→ The request: Go through the entries below, tally each line with the string "casa", and give the final number by itself.

(Saved entries)

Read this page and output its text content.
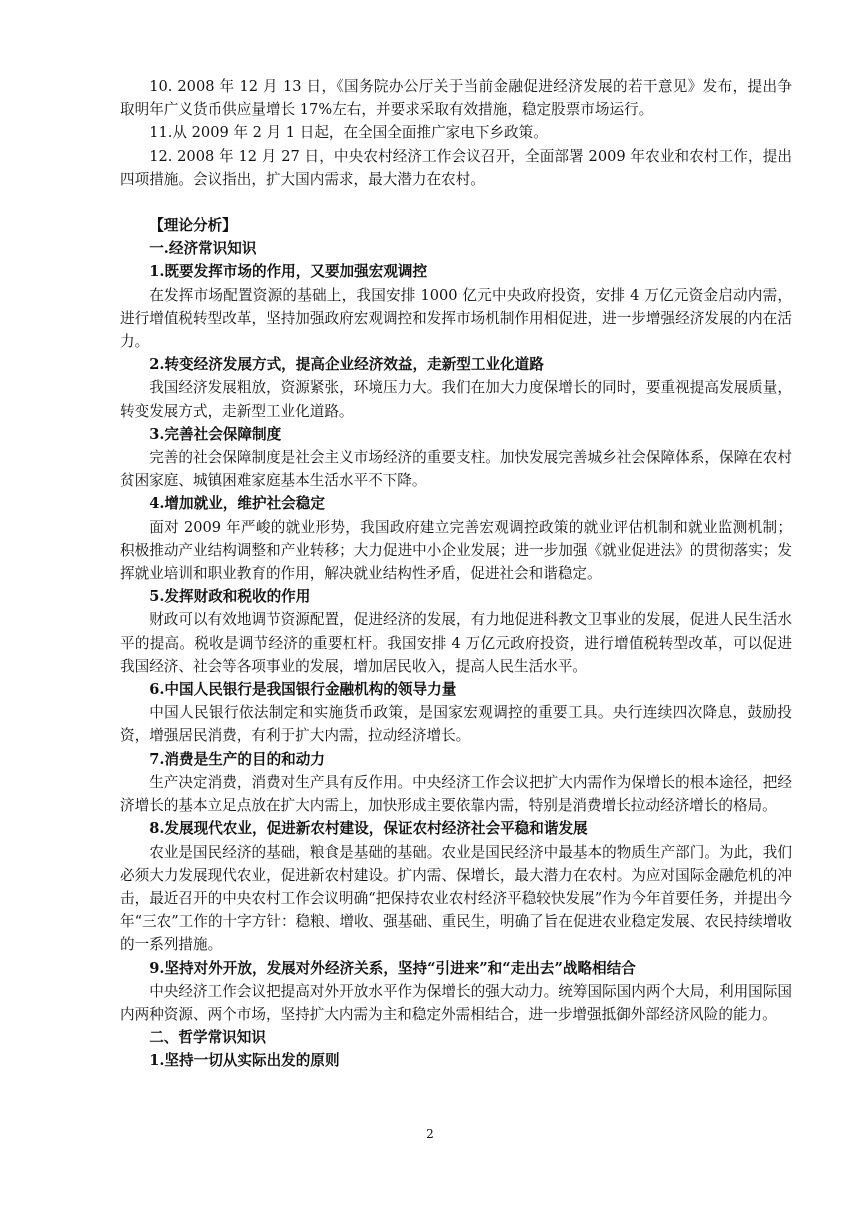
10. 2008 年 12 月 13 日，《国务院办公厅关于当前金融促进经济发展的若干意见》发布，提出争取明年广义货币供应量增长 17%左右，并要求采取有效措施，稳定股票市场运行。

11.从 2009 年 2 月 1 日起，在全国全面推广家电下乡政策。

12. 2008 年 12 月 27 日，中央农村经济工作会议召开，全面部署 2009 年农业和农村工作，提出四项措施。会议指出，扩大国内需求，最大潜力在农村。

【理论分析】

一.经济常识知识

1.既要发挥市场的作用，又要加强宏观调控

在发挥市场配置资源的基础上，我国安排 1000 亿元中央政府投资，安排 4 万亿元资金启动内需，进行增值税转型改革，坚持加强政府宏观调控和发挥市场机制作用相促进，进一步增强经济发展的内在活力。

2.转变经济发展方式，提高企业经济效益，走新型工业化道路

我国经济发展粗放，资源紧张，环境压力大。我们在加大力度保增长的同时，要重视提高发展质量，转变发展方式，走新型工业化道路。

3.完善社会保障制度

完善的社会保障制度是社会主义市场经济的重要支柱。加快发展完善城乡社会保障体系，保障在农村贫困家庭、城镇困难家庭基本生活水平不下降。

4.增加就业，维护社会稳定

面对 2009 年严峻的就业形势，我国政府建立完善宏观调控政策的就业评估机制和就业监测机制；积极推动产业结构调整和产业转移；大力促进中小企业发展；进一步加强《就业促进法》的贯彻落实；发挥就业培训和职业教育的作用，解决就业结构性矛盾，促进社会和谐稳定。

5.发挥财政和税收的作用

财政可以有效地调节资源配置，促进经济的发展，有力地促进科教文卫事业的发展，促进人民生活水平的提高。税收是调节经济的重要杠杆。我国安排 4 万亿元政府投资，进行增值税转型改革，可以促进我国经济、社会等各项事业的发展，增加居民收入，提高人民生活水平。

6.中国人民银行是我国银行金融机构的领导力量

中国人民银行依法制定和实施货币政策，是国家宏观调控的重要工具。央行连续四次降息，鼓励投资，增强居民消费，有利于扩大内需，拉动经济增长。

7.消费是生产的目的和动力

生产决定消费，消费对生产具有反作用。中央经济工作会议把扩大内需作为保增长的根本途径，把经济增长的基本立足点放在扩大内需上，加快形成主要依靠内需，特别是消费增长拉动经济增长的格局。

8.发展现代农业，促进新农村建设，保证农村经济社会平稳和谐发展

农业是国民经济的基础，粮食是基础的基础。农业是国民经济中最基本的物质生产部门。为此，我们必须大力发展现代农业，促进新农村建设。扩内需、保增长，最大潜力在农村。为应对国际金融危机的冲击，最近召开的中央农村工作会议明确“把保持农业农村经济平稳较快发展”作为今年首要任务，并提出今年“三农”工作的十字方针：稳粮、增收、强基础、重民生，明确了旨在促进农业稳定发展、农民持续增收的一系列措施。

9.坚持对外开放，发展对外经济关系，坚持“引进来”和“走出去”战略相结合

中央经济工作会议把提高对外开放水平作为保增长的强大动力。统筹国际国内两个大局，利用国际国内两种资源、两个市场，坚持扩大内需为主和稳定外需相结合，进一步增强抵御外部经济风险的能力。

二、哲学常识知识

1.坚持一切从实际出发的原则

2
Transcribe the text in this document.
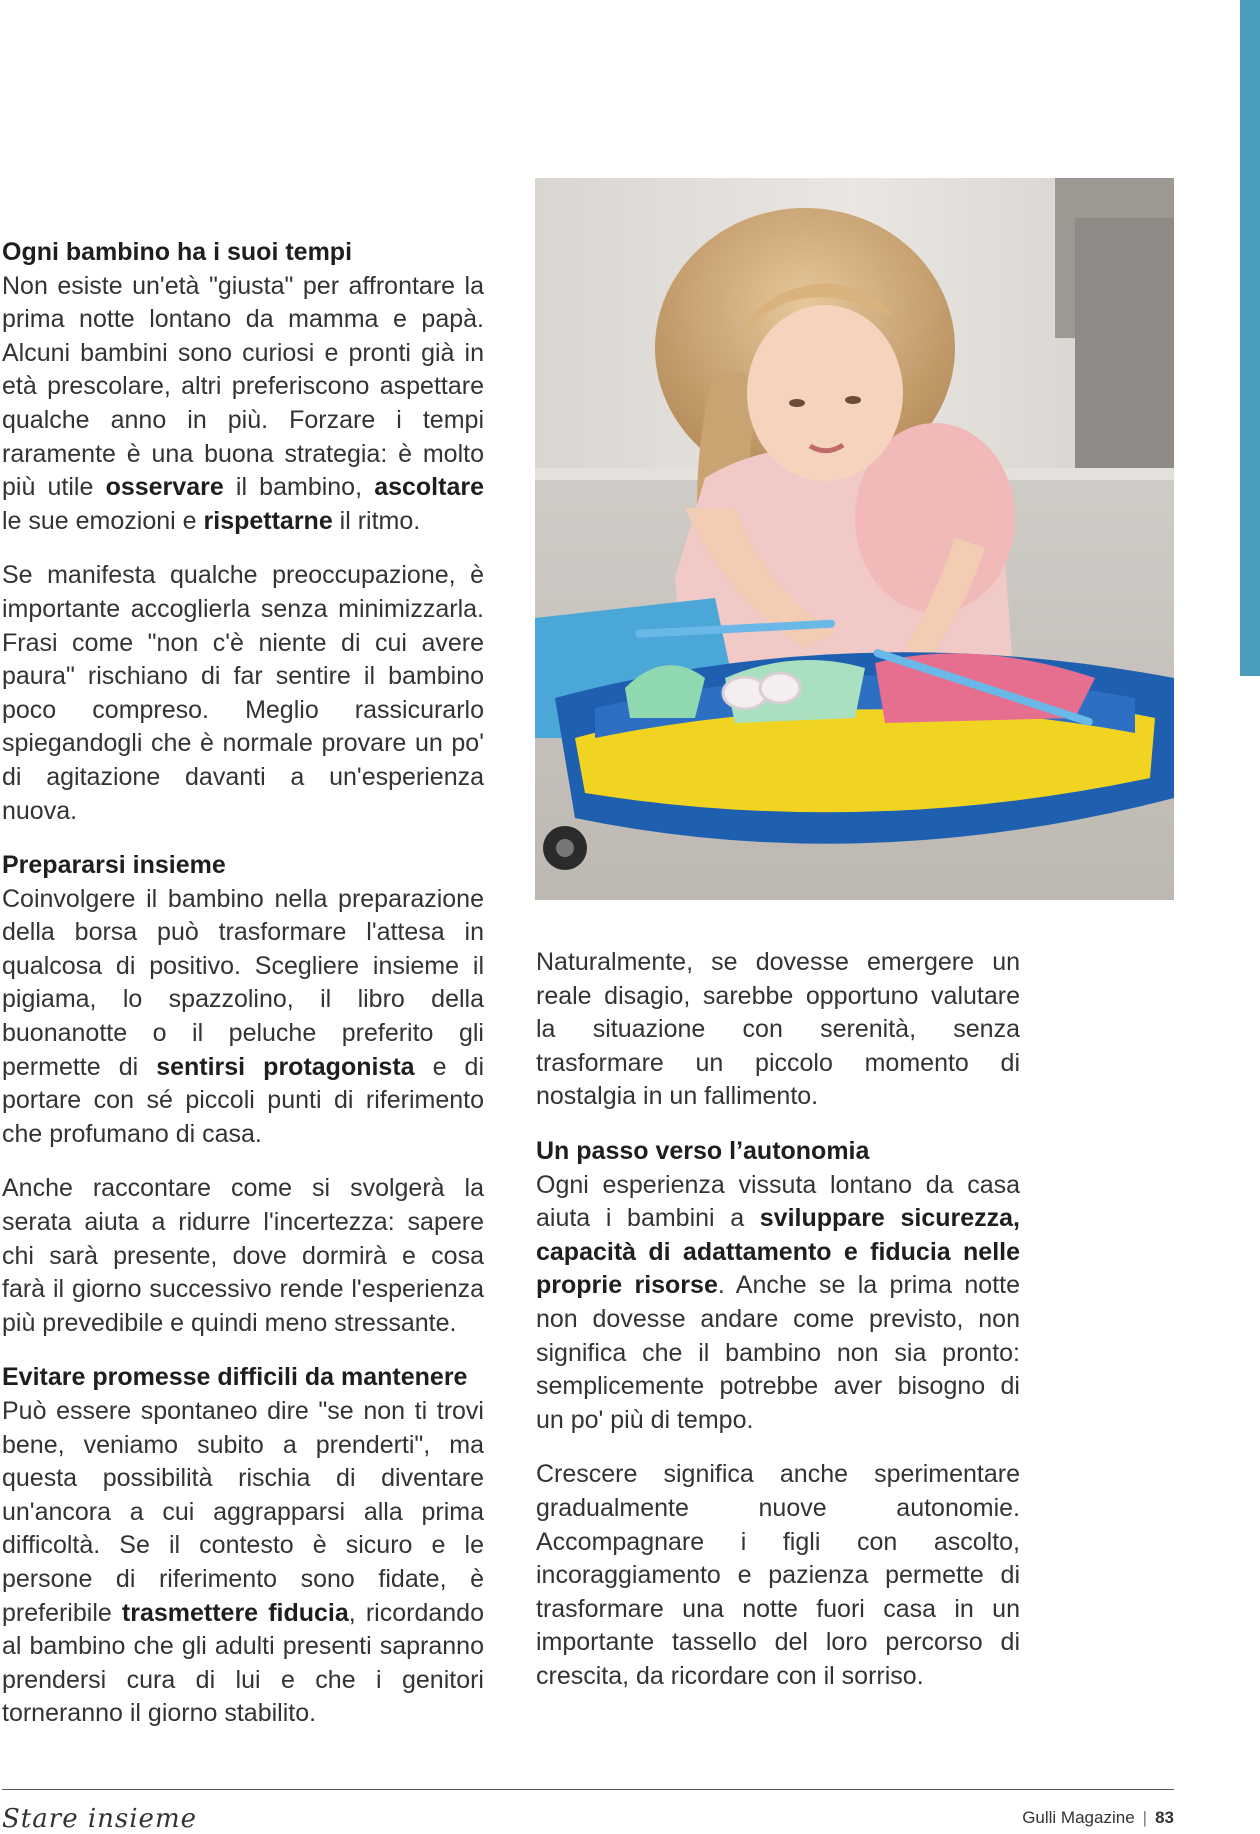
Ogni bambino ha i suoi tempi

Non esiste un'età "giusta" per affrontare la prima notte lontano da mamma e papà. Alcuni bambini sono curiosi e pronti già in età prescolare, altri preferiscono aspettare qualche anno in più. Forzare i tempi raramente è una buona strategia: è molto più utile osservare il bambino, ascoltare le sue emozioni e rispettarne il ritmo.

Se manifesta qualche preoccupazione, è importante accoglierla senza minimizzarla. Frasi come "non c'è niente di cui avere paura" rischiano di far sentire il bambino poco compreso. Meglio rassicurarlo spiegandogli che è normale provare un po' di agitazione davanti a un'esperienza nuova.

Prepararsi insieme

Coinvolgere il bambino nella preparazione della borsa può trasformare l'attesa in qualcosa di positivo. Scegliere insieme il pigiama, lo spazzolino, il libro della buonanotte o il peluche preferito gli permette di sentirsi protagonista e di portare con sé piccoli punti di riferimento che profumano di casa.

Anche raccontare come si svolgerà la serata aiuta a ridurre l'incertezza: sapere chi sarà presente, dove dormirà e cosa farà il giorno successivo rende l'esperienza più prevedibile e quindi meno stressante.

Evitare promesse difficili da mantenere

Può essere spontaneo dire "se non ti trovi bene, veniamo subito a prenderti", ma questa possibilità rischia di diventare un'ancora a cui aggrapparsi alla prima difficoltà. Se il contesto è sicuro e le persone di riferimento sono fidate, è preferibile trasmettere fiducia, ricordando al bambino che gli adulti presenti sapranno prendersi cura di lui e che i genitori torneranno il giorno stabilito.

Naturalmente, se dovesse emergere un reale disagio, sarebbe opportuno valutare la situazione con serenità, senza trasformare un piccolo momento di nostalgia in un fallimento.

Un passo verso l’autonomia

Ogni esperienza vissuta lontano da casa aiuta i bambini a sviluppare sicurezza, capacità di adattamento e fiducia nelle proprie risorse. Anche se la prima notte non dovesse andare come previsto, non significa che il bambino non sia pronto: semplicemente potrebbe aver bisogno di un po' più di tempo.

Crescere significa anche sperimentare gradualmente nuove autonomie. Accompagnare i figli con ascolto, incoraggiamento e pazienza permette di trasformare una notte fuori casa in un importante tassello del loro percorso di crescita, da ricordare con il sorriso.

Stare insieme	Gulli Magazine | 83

→ Answer: 3